-- Records provided start --

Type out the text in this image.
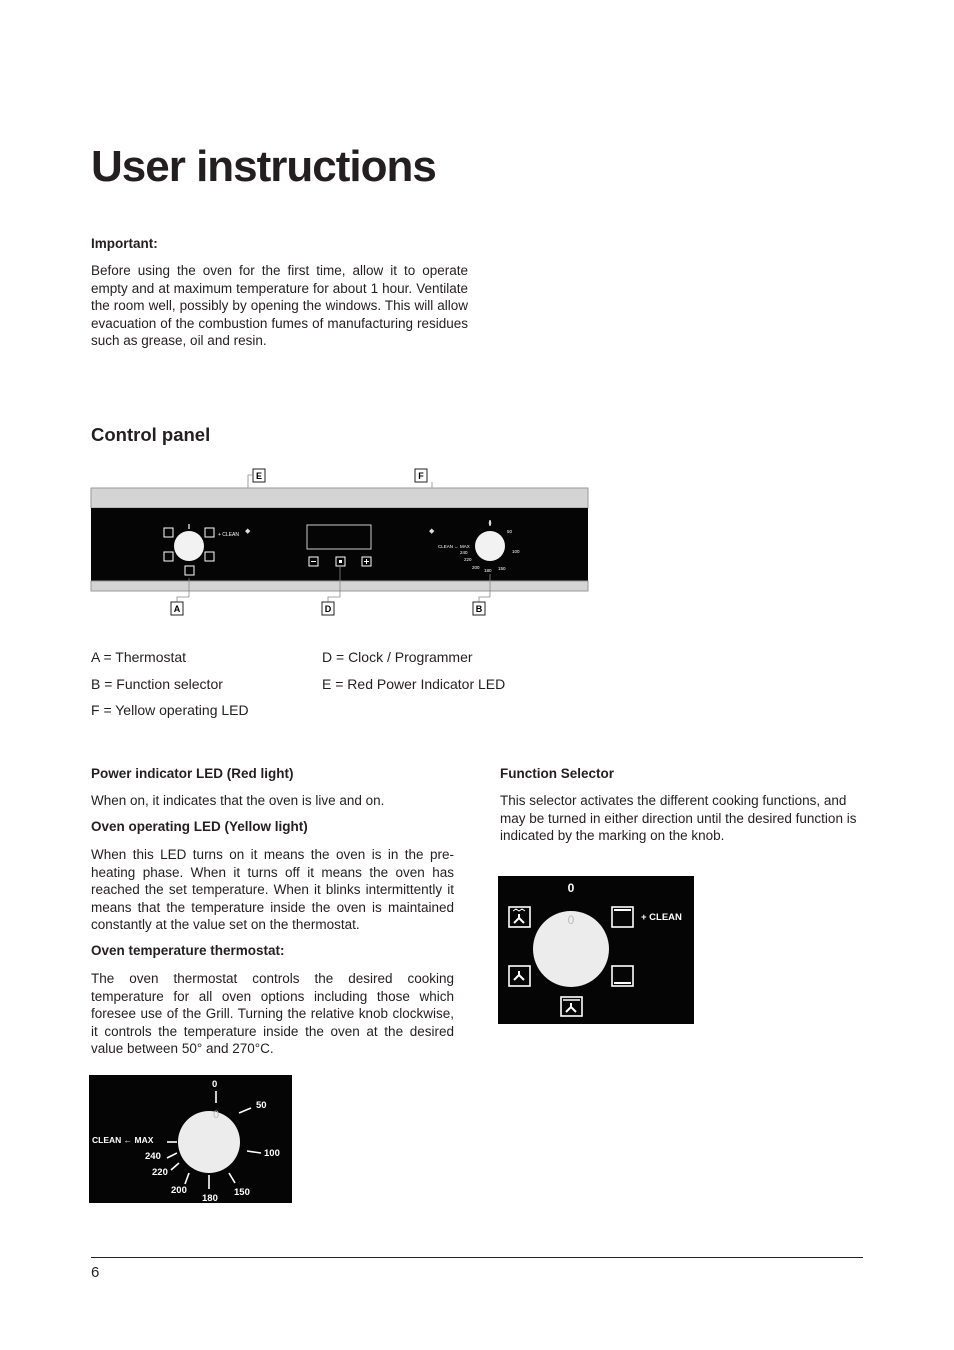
User instructions
Important:
Before using the oven for the first time, allow it to operate empty and at maximum temperature for about 1 hour. Ventilate the room well, possibly by opening the windows. This will allow evacuation of the combustion fumes of manufacturing residues such as grease, oil and resin.
Control panel
E	F
+ CLEAN ◆	◆
0
50
100
150
180
200
220
240
CLEAN ← MAX
A	D	B
A = Thermostat
B = Function selector
F = Yellow operating LED
D = Clock / Programmer
E = Red Power Indicator LED
Power indicator LED (Red light)
When on, it indicates that the oven is live and on.
Oven operating LED (Yellow light)
When this LED turns on it means the oven is in the pre-heating phase. When it turns off it means the oven has reached the set temperature. When it blinks intermittently it means that the temperature inside the oven is maintained constantly at the value set on the thermostat.
Oven temperature thermostat:
The oven thermostat controls the desired cooking temperature for all oven options including those which foresee use of the Grill. Turning the relative knob clockwise, it controls the temperature inside the oven at the desired value between 50° and 270°C.
0
0
50
100
150
180
200
220
240
CLEAN ← MAX
Function Selector
This selector activates the different cooking functions, and may be turned in either direction until the desired function is indicated by the marking on the knob.
0
0
+ CLEAN
6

-- Records provided end --

▶ Work to be completed
Of all the lines in the listing above, how many contain the word "operating"? Answer with the number alone.

▶ Response to this task
2